**Work required**
Each entry must be given again exactly; images do not belong in the copy.

(Entries from a dataset)
-.-.-

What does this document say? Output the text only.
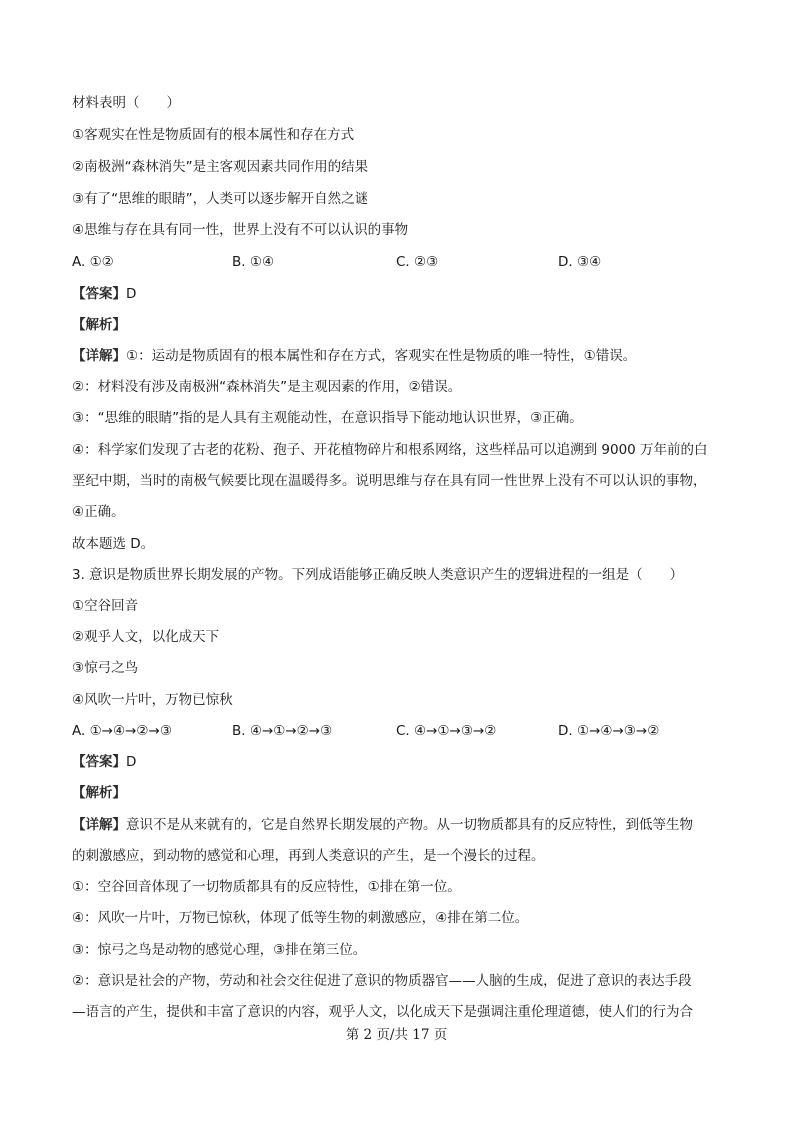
材料表明（　　）
①客观实在性是物质固有的根本属性和存在方式
②南极洲“森林消失”是主客观因素共同作用的结果
③有了“思维的眼睛”，人类可以逐步解开自然之谜
④思维与存在具有同一性，世界上没有不可以认识的事物
A. ①②	B. ①④	C. ②③	D. ③④
【答案】D
【解析】
【详解】①：运动是物质固有的根本属性和存在方式，客观实在性是物质的唯一特性，①错误。
②：材料没有涉及南极洲“森林消失”是主观因素的作用，②错误。
③：“思维的眼睛”指的是人具有主观能动性，在意识指导下能动地认识世界，③正确。
④：科学家们发现了古老的花粉、孢子、开花植物碎片和根系网络，这些样品可以追溯到 9000 万年前的白
垩纪中期，当时的南极气候要比现在温暖得多。说明思维与存在具有同一性世界上没有不可以认识的事物，
④正确。
故本题选 D。
3. 意识是物质世界长期发展的产物。下列成语能够正确反映人类意识产生的逻辑进程的一组是（　　）
①空谷回音
②观乎人文，以化成天下
③惊弓之鸟
④风吹一片叶，万物已惊秋
A. ①→④→②→③	B. ④→①→②→③	C. ④→①→③→②	D. ①→④→③→②
【答案】D
【解析】
【详解】意识不是从来就有的，它是自然界长期发展的产物。从一切物质都具有的反应特性，到低等生物
的刺激感应，到动物的感觉和心理，再到人类意识的产生，是一个漫长的过程。
①：空谷回音体现了一切物质都具有的反应特性，①排在第一位。
④：风吹一片叶，万物已惊秋，体现了低等生物的刺激感应，④排在第二位。
③：惊弓之鸟是动物的感觉心理，③排在第三位。
②：意识是社会的产物，劳动和社会交往促进了意识的物质器官——人脑的生成，促进了意识的表达手段
—语言的产生，提供和丰富了意识的内容，观乎人文，以化成天下是强调注重伦理道德，使人们的行为合
第 2 页/共 17 页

-.-.-

**Solution to this problem**
What does this document say? Output the text only.
材料表明（　　）
①客观实在性是物质固有的根本属性和存在方式
②南极洲“森林消失”是主客观因素共同作用的结果
③有了“思维的眼睛”，人类可以逐步解开自然之谜
④思维与存在具有同一性，世界上没有不可以认识的事物
A. ①②	B. ①④	C. ②③	D. ③④
【答案】D
【解析】
【详解】①：运动是物质固有的根本属性和存在方式，客观实在性是物质的唯一特性，①错误。
②：材料没有涉及南极洲“森林消失”是主观因素的作用，②错误。
③：“思维的眼睛”指的是人具有主观能动性，在意识指导下能动地认识世界，③正确。
④：科学家们发现了古老的花粉、孢子、开花植物碎片和根系网络，这些样品可以追溯到 9000 万年前的白
垩纪中期，当时的南极气候要比现在温暖得多。说明思维与存在具有同一性世界上没有不可以认识的事物，
④正确。
故本题选 D。
3. 意识是物质世界长期发展的产物。下列成语能够正确反映人类意识产生的逻辑进程的一组是（　　）
①空谷回音
②观乎人文，以化成天下
③惊弓之鸟
④风吹一片叶，万物已惊秋
A. ①→④→②→③	B. ④→①→②→③	C. ④→①→③→②	D. ①→④→③→②
【答案】D
【解析】
【详解】意识不是从来就有的，它是自然界长期发展的产物。从一切物质都具有的反应特性，到低等生物
的刺激感应，到动物的感觉和心理，再到人类意识的产生，是一个漫长的过程。
①：空谷回音体现了一切物质都具有的反应特性，①排在第一位。
④：风吹一片叶，万物已惊秋，体现了低等生物的刺激感应，④排在第二位。
③：惊弓之鸟是动物的感觉心理，③排在第三位。
②：意识是社会的产物，劳动和社会交往促进了意识的物质器官——人脑的生成，促进了意识的表达手段
—语言的产生，提供和丰富了意识的内容，观乎人文，以化成天下是强调注重伦理道德，使人们的行为合
第 2 页/共 17 页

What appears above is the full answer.